Copy out the passage on trout hunting mice, beginning at the words "This mouse eating" and stopping after "streams or lakes.". Switch "dusk" to "twilight" wherever it appears in that stretch.

SOURCE.
"""

This mouse eating habits of trout is nothing new and it happens each year, however on the mice expansion year trout are more eager to get mouth to them, and start habituating shallow waters of forest lines as the dusk falls. And they sure will not miss their opportunities when the mice start swimming across the streams or lakes.

This is all good news for trouts and anglers trying to catch them. This is the time of the year we get to try some rather large flies and try hooking up the large fish in the dark. Night fishing has elements of lucky dip, as you don’t know how big or what fish they are until you hook up, I personally caught anything from 2lb to 9lb (Brown trout, Rainbow trout and Eel) on the mouse pattern. We use Long shank #6 – #1 mouse or flog patters to shadow the calmer water lines, either swinging or twitching slightly to put life into flies and wait for an explosion on the top water. When the trout attacks mouse, rats or even the birds, it is not a subtle sip on the surface, they know they have to hit them with force not to let the play get away, as well as not giving rodents a chance to fight back.

Quite often you could see the explosion on the water in the dark across the stream, and it certainly makes one mighty splash.

"""

ENTRIES SHOWN.
"""

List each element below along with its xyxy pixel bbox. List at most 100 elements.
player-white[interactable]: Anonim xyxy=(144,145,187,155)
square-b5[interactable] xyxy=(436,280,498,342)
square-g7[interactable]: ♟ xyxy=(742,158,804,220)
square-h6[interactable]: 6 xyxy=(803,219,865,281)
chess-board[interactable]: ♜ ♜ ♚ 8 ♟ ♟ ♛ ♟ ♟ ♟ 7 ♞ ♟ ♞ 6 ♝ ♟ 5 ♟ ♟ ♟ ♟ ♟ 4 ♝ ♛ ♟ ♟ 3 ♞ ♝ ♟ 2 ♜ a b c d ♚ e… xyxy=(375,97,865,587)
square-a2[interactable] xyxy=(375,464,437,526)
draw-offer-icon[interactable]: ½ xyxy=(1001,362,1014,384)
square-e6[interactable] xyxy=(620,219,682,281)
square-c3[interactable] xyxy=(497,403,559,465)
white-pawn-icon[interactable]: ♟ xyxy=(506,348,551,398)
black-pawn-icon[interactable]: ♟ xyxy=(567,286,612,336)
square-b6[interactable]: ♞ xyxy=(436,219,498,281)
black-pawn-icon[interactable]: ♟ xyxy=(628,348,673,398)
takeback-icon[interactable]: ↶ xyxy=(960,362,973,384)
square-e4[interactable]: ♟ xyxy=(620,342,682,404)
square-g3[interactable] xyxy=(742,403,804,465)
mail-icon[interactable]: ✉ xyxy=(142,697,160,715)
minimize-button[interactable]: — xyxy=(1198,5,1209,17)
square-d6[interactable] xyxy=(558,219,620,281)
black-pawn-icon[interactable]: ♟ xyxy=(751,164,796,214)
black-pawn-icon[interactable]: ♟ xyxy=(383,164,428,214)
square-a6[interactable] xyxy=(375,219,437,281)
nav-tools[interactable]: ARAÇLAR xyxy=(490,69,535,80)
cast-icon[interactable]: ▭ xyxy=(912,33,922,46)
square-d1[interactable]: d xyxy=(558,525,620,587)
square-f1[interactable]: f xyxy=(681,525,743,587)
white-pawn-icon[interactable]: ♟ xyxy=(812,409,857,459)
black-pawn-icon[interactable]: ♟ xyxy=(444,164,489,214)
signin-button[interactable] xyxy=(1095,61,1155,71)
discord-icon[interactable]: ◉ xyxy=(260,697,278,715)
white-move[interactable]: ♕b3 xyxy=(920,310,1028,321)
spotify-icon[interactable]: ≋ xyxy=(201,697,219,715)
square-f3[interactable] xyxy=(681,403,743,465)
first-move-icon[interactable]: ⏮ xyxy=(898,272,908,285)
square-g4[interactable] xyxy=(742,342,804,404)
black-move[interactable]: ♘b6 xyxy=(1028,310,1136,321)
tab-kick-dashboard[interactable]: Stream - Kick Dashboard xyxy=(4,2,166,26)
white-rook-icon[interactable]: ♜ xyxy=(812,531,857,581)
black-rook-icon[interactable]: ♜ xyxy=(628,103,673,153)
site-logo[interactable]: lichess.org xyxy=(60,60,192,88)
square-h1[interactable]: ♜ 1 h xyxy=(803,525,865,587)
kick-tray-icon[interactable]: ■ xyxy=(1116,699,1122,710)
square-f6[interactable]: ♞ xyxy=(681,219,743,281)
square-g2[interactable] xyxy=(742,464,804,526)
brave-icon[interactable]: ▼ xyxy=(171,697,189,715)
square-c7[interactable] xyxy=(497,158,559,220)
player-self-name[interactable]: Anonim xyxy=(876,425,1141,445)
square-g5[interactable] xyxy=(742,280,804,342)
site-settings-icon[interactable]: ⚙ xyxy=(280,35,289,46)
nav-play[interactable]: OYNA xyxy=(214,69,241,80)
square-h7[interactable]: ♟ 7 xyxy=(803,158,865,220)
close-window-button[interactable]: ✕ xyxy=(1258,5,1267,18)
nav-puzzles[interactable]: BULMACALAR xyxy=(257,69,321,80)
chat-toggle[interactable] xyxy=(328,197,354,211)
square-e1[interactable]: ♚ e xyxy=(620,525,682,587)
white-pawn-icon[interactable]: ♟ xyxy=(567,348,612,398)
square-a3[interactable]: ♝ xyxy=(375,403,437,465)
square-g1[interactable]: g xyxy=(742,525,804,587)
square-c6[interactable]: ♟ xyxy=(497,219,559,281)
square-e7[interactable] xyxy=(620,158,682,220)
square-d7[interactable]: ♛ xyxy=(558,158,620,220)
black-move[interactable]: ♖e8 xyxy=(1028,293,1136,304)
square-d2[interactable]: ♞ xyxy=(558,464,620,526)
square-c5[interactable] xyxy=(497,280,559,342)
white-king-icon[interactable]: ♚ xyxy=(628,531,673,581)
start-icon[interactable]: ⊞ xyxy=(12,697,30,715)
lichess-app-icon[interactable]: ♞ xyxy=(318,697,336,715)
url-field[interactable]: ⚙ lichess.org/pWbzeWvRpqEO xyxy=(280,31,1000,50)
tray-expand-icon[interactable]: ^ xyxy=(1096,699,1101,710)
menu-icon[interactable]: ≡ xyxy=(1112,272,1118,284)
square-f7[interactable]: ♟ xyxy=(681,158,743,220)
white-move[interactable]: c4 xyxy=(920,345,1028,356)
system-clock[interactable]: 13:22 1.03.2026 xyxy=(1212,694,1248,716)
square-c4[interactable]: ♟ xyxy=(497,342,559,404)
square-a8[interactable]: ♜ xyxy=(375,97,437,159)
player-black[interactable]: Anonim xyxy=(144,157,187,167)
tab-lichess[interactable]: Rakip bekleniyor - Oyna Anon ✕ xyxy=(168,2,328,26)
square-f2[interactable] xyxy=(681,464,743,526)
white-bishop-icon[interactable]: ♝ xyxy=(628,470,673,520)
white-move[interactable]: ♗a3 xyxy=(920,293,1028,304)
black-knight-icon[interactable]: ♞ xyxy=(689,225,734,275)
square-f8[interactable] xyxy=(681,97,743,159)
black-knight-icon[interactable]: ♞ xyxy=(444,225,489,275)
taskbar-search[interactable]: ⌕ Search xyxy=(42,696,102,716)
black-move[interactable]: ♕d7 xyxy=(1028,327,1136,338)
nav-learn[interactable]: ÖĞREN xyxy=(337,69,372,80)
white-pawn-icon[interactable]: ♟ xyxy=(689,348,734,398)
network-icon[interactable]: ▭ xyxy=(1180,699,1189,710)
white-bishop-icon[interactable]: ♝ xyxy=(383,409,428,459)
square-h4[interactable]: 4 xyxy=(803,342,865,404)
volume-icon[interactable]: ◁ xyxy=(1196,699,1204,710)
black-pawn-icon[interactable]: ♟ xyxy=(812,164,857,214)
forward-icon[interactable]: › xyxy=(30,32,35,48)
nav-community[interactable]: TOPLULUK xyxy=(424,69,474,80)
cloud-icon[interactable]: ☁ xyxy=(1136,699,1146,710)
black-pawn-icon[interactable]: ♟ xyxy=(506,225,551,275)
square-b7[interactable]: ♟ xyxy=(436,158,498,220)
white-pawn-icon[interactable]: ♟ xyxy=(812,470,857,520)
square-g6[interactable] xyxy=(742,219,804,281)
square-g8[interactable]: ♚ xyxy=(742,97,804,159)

"""

ANSWER TO THIS EXERCISE.
This mouse eating habits of trout is nothing new and it happens each year, however on the mice expansion year trout are more eager to get mouth to them, and start habituating shallow waters of forest lines as the twilight falls. And they sure will not miss their opportunities when the mice start swimming across the streams or lakes.